[Provided data start]
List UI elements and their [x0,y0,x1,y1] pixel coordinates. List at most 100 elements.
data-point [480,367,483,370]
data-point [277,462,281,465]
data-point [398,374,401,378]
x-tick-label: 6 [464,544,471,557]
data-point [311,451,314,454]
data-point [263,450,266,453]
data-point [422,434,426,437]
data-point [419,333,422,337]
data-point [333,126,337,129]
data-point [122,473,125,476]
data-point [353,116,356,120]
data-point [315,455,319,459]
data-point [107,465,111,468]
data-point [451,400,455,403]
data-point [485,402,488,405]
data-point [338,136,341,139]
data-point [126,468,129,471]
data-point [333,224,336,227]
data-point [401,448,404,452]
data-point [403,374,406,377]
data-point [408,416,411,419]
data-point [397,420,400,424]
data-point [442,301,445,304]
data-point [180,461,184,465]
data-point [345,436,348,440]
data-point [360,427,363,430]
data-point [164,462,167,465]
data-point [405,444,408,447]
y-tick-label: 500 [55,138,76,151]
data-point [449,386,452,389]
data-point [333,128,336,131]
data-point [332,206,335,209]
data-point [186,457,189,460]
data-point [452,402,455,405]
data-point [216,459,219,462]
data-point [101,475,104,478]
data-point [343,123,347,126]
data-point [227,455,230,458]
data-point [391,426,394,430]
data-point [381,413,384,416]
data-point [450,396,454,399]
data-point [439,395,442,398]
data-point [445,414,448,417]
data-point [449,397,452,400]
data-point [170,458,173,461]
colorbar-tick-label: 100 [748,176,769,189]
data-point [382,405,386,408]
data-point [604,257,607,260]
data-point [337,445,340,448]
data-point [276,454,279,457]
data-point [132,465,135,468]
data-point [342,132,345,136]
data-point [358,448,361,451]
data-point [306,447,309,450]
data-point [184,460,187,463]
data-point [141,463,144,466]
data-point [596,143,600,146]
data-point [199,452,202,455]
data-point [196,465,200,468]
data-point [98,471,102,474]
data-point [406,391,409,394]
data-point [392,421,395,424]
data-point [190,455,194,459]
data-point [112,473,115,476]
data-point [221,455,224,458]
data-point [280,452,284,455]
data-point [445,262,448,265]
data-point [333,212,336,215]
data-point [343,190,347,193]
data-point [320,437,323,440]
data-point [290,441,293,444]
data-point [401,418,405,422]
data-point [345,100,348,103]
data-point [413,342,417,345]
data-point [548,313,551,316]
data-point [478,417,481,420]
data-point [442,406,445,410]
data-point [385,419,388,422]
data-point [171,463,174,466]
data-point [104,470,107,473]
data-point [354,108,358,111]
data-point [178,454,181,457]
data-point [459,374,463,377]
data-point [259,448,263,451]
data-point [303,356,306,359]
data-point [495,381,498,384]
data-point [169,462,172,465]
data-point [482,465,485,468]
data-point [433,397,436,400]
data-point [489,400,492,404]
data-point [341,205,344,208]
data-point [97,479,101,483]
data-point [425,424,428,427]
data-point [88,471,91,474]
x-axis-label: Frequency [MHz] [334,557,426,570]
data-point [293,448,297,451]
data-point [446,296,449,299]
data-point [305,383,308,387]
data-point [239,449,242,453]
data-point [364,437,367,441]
[Provided data end]
What is expected: Reproduce every line of the material above without any changes, keeping the original order.

Written solution:
List UI elements and their [x0,y0,x1,y1] pixel coordinates. List at most 100 elements.
data-point [480,367,483,370]
data-point [277,462,281,465]
data-point [398,374,401,378]
x-tick-label: 6 [464,544,471,557]
data-point [311,451,314,454]
data-point [263,450,266,453]
data-point [422,434,426,437]
data-point [419,333,422,337]
data-point [333,126,337,129]
data-point [122,473,125,476]
data-point [353,116,356,120]
data-point [315,455,319,459]
data-point [107,465,111,468]
data-point [451,400,455,403]
data-point [485,402,488,405]
data-point [338,136,341,139]
data-point [126,468,129,471]
data-point [333,224,336,227]
data-point [401,448,404,452]
data-point [403,374,406,377]
data-point [408,416,411,419]
data-point [397,420,400,424]
data-point [442,301,445,304]
data-point [180,461,184,465]
data-point [345,436,348,440]
data-point [360,427,363,430]
data-point [164,462,167,465]
data-point [405,444,408,447]
y-tick-label: 500 [55,138,76,151]
data-point [449,386,452,389]
data-point [333,128,336,131]
data-point [332,206,335,209]
data-point [186,457,189,460]
data-point [452,402,455,405]
data-point [216,459,219,462]
data-point [101,475,104,478]
data-point [343,123,347,126]
data-point [227,455,230,458]
data-point [391,426,394,430]
data-point [381,413,384,416]
data-point [450,396,454,399]
data-point [439,395,442,398]
data-point [445,414,448,417]
data-point [449,397,452,400]
data-point [170,458,173,461]
colorbar-tick-label: 100 [748,176,769,189]
data-point [382,405,386,408]
data-point [604,257,607,260]
data-point [337,445,340,448]
data-point [276,454,279,457]
data-point [132,465,135,468]
data-point [342,132,345,136]
data-point [358,448,361,451]
data-point [306,447,309,450]
data-point [184,460,187,463]
data-point [141,463,144,466]
data-point [596,143,600,146]
data-point [199,452,202,455]
data-point [196,465,200,468]
data-point [98,471,102,474]
data-point [406,391,409,394]
data-point [392,421,395,424]
data-point [190,455,194,459]
data-point [112,473,115,476]
data-point [221,455,224,458]
data-point [280,452,284,455]
data-point [445,262,448,265]
data-point [333,212,336,215]
data-point [343,190,347,193]
data-point [320,437,323,440]
data-point [290,441,293,444]
data-point [401,418,405,422]
data-point [345,100,348,103]
data-point [413,342,417,345]
data-point [548,313,551,316]
data-point [478,417,481,420]
data-point [442,406,445,410]
data-point [385,419,388,422]
data-point [171,463,174,466]
data-point [104,470,107,473]
data-point [354,108,358,111]
data-point [178,454,181,457]
data-point [459,374,463,377]
data-point [259,448,263,451]
data-point [303,356,306,359]
data-point [495,381,498,384]
data-point [169,462,172,465]
data-point [482,465,485,468]
data-point [433,397,436,400]
data-point [489,400,492,404]
data-point [341,205,344,208]
data-point [97,479,101,483]
data-point [425,424,428,427]
data-point [88,471,91,474]
x-axis-label: Frequency [MHz] [334,557,426,570]
data-point [293,448,297,451]
data-point [446,296,449,299]
data-point [305,383,308,387]
data-point [239,449,242,453]
data-point [364,437,367,441]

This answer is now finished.